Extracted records
**********

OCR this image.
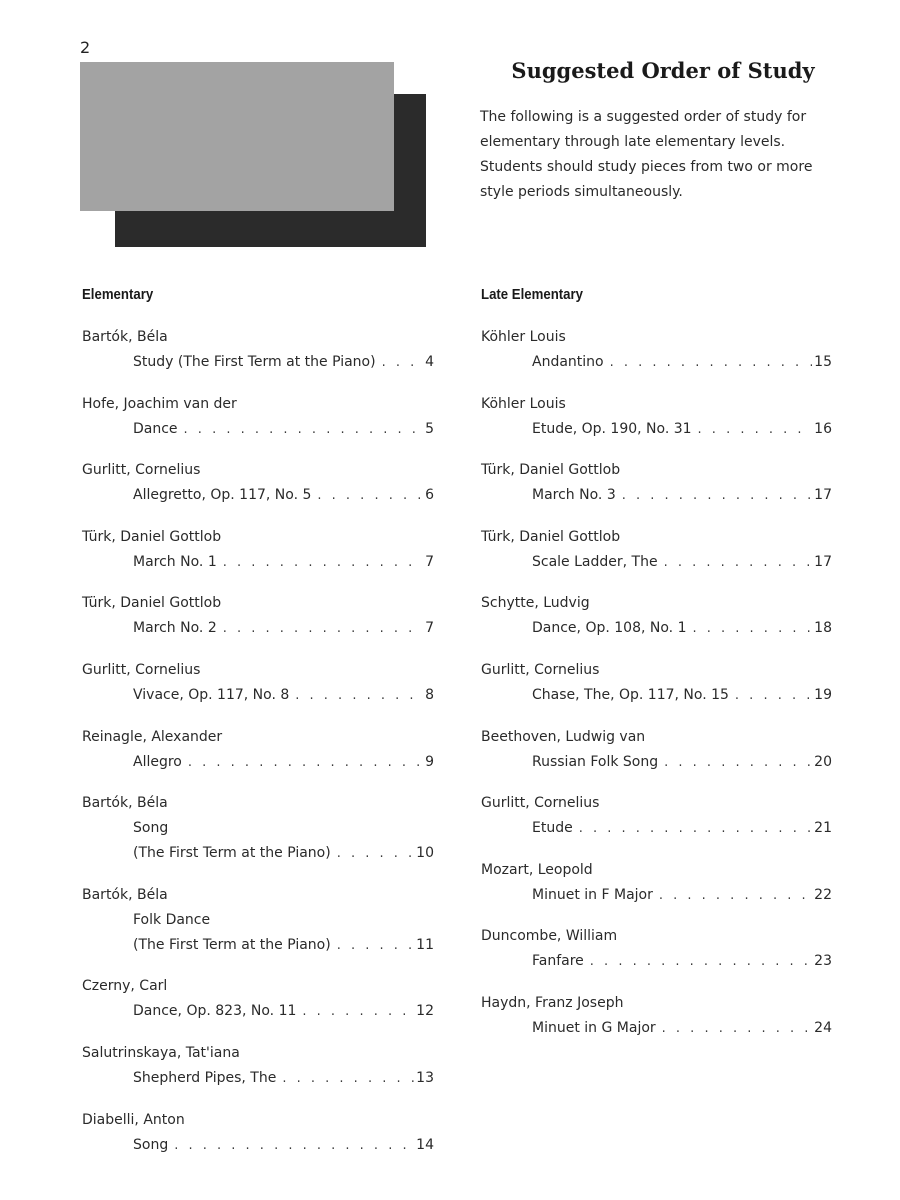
2
Suggested Order of Study

The following is a suggested order of study for elementary through late elementary levels. Students should study pieces from two or more style periods simultaneously.

Elementary
Bartók, Béla
Study (The First Term at the Piano) . . .	4
Hofe, Joachim van der
Dance . . .	5
Gurlitt, Cornelius
Allegretto, Op. 117, No. 5 . . .	6
Türk, Daniel Gottlob
March No. 1 . . .	7
Türk, Daniel Gottlob
March No. 2 . . .	7
Gurlitt, Cornelius
Vivace, Op. 117, No. 8 . . .	8
Reinagle, Alexander
Allegro . . .	9
Bartók, Béla
Song
(The First Term at the Piano) . . .	10
Bartók, Béla
Folk Dance
(The First Term at the Piano) . . .	11
Czerny, Carl
Dance, Op. 823, No. 11 . . .	12
Salutrinskaya, Tat'iana
Shepherd Pipes, The . . .	13
Diabelli, Anton
Song . . .	14
Late Elementary
Köhler Louis
Andantino . . .	15
Köhler Louis
Etude, Op. 190, No. 31 . . .	16
Türk, Daniel Gottlob
March No. 3 . . .	17
Türk, Daniel Gottlob
Scale Ladder, The . . .	17
Schytte, Ludvig
Dance, Op. 108, No. 1 . . .	18
Gurlitt, Cornelius
Chase, The, Op. 117, No. 15 . . .	19
Beethoven, Ludwig van
Russian Folk Song . . .	20
Gurlitt, Cornelius
Etude . . .	21
Mozart, Leopold
Minuet in F Major . . .	22
Duncombe, William
Fanfare . . .	23
Haydn, Franz Joseph
Minuet in G Major . . .	24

**********

# Set exercise
Write only the number of lines in the data above that include "Major".

# Answer for this exercise
2